> [Travail demandé]:
#1 Dans le texte fourni, recopiez sans rien changer le passage qui s'ouvre sur les mots contenant "Vue de l’exposition" et se ferme sur "Musée Pouchkine actuellement.".
#2 S'il vous plaît, condensez sous forme de liste le paragraphe du texte fourni qui débute par « A l’invitation de Marc-Olivier Wahler », en conservant ses faits principaux.

> [Texte fourni]:

■ ■ ■ ■ ■ ■ ■

Vue de l’exposition Pas besoin d’un dessin ©Musée d’art et d’histoire de Genève, photo: Julien Gremaud

A l’invitation de Marc-Olivier Wahler qui avait donné une première carte blanche à l’artiste viennoise Jakob Lena Knebl « Walking on water » (relire mon interview) c’est au tour de Jean-Hubert Martin de s’emparer de l’Adn du Musée d’art et d’histoire de Genève. On connait son goût pour les « carambolages » exposition magistrale qu’il signe pour le Grand-Palais en 2016 et depuis l’historien de l’art s’est fait une spécialité de ces mélanges et aime jouer les chamboule tout depuis Africa Remix, Théâtre du monde, Une image peut en cacher une autre, jusqu’au prestigieux Musée Pouchkine actuellement.

■ ■ ■ ■ ■ ■ ■

> [Données fournies]:
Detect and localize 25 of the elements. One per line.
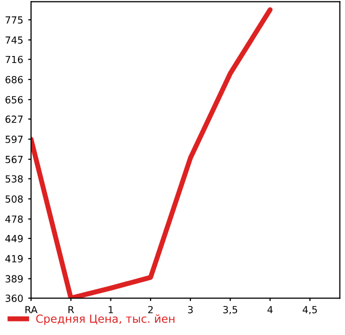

■ ■ ■ ■ ■ ■ ■

> [Réponses aux consignes]:
#1
Vue de l’exposition Pas besoin d’un dessin ©Musée d’art et d’histoire de Genève, photo: Julien Gremaud

A l’invitation de Marc-Olivier Wahler qui avait donné une première carte blanche à l’artiste viennoise Jakob Lena Knebl « Walking on water » (relire mon interview) c’est au tour de Jean-Hubert Martin de s’emparer de l’Adn du Musée d’art et d’histoire de Genève. On connait son goût pour les « carambolages » exposition magistrale qu’il signe pour le Grand-Palais en 2016 et depuis l’historien de l’art s’est fait une spécialité de ces mélanges et aime jouer les chamboule tout depuis Africa Remix, Théâtre du monde, Une image peut en cacher une autre, jusqu’au prestigieux Musée Pouchkine actuellement.

#2
- À l'invitation de Marc-Olivier Wahler, Jean-Hubert Martin s'empare à son tour de l'ADN du Musée d'art et d'histoire de Genève.
- Wahler avait auparavant donné une première carte blanche à l'artiste viennoise Jakob Lena Knebl, avec « Walking on water ».
- Jean-Hubert Martin est connu pour son goût des « carambolages », titre de l'exposition qu'il a signée au Grand-Palais en 2016.
- Depuis, cet historien de l'art s'est fait une spécialité des mélanges, d'Africa Remix, Théâtre du monde et Une image peut en cacher une autre jusqu'au Musée Pouchkine actuellement.